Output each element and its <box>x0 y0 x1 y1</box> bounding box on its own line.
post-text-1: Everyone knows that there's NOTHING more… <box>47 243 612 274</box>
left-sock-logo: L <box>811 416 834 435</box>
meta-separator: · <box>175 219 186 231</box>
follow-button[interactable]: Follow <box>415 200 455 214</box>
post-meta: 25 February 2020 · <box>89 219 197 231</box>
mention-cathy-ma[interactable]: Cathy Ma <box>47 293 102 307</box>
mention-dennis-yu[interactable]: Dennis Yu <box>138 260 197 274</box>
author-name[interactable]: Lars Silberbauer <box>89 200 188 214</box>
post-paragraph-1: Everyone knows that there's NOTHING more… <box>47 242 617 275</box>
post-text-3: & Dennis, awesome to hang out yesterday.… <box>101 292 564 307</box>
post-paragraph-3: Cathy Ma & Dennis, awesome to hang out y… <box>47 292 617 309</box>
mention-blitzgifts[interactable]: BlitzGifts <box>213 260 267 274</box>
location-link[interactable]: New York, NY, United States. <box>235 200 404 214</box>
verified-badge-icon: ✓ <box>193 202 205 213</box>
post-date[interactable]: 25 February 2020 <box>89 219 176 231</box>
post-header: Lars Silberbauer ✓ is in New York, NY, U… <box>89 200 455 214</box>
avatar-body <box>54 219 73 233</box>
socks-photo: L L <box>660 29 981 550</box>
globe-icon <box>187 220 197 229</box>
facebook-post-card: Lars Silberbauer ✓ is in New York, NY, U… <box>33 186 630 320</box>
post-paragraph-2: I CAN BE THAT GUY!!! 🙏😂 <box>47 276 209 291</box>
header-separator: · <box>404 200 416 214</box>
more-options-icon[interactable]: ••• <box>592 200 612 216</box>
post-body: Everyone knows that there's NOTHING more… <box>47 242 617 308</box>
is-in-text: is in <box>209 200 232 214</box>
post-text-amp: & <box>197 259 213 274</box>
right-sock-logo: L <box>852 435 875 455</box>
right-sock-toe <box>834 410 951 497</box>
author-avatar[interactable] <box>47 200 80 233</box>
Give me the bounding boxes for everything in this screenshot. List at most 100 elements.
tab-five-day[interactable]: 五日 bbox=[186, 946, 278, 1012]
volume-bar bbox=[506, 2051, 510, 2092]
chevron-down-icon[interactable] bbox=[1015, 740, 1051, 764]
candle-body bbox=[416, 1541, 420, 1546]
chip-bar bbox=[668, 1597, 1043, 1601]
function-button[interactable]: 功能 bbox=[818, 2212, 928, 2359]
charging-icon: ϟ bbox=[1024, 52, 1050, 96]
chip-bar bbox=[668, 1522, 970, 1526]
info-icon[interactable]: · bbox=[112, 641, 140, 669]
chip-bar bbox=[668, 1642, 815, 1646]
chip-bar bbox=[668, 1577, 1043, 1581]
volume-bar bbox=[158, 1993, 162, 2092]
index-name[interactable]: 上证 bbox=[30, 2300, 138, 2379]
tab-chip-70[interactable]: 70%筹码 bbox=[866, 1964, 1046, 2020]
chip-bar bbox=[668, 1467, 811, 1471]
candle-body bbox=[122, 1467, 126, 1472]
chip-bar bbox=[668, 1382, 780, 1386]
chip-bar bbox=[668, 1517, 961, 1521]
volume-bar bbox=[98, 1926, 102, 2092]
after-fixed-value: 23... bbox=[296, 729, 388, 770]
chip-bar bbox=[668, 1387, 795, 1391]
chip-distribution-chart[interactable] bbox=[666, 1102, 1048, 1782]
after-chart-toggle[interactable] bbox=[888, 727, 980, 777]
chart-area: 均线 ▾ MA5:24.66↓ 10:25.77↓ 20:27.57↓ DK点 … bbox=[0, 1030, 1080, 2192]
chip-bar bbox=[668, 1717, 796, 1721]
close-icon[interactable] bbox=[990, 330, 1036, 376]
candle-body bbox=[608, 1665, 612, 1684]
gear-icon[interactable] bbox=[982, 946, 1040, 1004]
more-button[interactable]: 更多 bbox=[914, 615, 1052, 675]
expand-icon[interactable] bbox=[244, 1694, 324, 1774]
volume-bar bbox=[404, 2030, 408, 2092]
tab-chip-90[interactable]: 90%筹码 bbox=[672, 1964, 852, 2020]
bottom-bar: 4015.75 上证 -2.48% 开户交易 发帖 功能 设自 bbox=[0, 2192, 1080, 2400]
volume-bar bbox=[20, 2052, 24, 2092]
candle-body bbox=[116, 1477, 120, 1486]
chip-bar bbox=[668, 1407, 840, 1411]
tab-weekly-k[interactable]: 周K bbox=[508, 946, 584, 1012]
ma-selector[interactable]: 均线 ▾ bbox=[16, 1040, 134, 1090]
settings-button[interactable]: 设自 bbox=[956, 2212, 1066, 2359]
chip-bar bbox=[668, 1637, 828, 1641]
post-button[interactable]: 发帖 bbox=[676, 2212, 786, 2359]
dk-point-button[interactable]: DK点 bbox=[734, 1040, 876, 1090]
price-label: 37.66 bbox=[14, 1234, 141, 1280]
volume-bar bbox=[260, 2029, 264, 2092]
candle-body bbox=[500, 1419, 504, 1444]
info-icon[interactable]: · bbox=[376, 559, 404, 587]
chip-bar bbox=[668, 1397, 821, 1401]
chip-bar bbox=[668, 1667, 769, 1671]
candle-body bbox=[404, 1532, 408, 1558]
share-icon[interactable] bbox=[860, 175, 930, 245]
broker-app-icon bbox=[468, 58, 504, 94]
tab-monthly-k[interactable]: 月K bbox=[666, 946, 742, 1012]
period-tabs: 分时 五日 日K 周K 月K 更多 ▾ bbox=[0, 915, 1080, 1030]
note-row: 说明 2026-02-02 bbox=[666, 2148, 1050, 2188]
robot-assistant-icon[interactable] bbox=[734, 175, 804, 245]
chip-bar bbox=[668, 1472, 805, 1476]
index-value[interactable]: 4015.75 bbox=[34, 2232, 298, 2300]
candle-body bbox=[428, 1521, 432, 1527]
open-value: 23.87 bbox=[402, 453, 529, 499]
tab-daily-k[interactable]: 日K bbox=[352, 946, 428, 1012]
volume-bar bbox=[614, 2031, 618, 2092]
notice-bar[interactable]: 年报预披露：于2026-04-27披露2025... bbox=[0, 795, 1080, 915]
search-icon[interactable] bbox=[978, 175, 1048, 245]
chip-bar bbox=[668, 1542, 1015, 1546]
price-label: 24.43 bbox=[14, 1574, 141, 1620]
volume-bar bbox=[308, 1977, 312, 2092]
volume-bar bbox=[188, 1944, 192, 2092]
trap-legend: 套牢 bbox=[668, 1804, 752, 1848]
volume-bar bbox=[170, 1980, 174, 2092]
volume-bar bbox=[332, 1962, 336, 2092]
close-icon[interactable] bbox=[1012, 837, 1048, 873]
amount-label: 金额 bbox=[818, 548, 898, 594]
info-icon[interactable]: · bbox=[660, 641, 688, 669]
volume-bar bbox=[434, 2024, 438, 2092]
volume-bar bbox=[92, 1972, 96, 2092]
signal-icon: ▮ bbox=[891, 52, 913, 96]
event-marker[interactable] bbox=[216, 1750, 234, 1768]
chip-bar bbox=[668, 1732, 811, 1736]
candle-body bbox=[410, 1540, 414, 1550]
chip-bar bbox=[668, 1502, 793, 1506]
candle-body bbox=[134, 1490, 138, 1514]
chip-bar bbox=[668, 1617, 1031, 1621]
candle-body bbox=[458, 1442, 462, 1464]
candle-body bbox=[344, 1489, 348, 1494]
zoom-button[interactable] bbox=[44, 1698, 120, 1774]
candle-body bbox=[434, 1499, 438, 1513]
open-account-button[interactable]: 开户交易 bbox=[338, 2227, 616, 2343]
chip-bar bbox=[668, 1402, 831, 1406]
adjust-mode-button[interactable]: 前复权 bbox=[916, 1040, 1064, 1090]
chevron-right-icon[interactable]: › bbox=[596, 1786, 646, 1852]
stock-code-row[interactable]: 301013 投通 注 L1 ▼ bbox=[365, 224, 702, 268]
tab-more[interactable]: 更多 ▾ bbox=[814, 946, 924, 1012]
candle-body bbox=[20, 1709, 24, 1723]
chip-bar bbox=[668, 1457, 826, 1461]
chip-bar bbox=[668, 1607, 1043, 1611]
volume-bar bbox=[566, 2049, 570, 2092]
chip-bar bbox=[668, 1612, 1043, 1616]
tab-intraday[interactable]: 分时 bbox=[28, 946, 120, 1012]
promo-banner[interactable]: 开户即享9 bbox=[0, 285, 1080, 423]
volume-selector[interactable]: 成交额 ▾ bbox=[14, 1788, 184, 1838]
^^^^^^^^^^^^^^^^
TO DO: How many lines in the data above contain the string "after"? Give only the number.

EXERCISE RESPONSE: 2